■ **Your goal**
What is needed here is an exact copy of every entry.

■ **Data to use**
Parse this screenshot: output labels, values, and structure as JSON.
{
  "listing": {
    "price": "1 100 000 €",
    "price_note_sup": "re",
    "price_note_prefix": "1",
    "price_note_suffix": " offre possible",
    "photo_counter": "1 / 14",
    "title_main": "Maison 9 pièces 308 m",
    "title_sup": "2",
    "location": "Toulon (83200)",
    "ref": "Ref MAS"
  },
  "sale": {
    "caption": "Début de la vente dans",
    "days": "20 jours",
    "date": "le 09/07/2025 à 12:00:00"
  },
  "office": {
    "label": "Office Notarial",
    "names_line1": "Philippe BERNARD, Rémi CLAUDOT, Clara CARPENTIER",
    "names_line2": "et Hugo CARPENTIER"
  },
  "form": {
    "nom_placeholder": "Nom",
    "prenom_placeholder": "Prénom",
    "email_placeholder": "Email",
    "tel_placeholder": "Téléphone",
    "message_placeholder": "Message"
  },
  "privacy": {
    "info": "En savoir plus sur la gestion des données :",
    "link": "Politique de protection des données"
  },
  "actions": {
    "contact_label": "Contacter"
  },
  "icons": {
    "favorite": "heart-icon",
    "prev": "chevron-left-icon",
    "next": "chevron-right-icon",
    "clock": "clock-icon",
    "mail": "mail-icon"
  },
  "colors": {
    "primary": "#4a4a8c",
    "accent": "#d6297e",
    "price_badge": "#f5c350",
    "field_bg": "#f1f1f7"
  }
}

■ **Reply**
Parse this screenshot: output labels, values, and structure as JSON.
{
  "listing": {
    "price": "1 100 000 €",
    "price_note_sup": "re",
    "price_note_prefix": "1",
    "price_note_suffix": " offre possible",
    "photo_counter": "1 / 14",
    "title_main": "Maison 9 pièces 308 m",
    "title_sup": "2",
    "location": "Toulon (83200)",
    "ref": "Ref MAS"
  },
  "sale": {
    "caption": "Début de la vente dans",
    "days": "20 jours",
    "date": "le 09/07/2025 à 12:00:00"
  },
  "office": {
    "label": "Office Notarial",
    "names_line1": "Philippe BERNARD, Rémi CLAUDOT, Clara CARPENTIER",
    "names_line2": "et Hugo CARPENTIER"
  },
  "form": {
    "nom_placeholder": "Nom",
    "prenom_placeholder": "Prénom",
    "email_placeholder": "Email",
    "tel_placeholder": "Téléphone",
    "message_placeholder": "Message"
  },
  "privacy": {
    "info": "En savoir plus sur la gestion des données :",
    "link": "Politique de protection des données"
  },
  "actions": {
    "contact_label": "Contacter"
  },
  "icons": {
    "favorite": "heart-icon",
    "prev": "chevron-left-icon",
    "next": "chevron-right-icon",
    "clock": "clock-icon",
    "mail": "mail-icon"
  },
  "colors": {
    "primary": "#4a4a8c",
    "accent": "#d6297e",
    "price_badge": "#f5c350",
    "field_bg": "#f1f1f7"
  }
}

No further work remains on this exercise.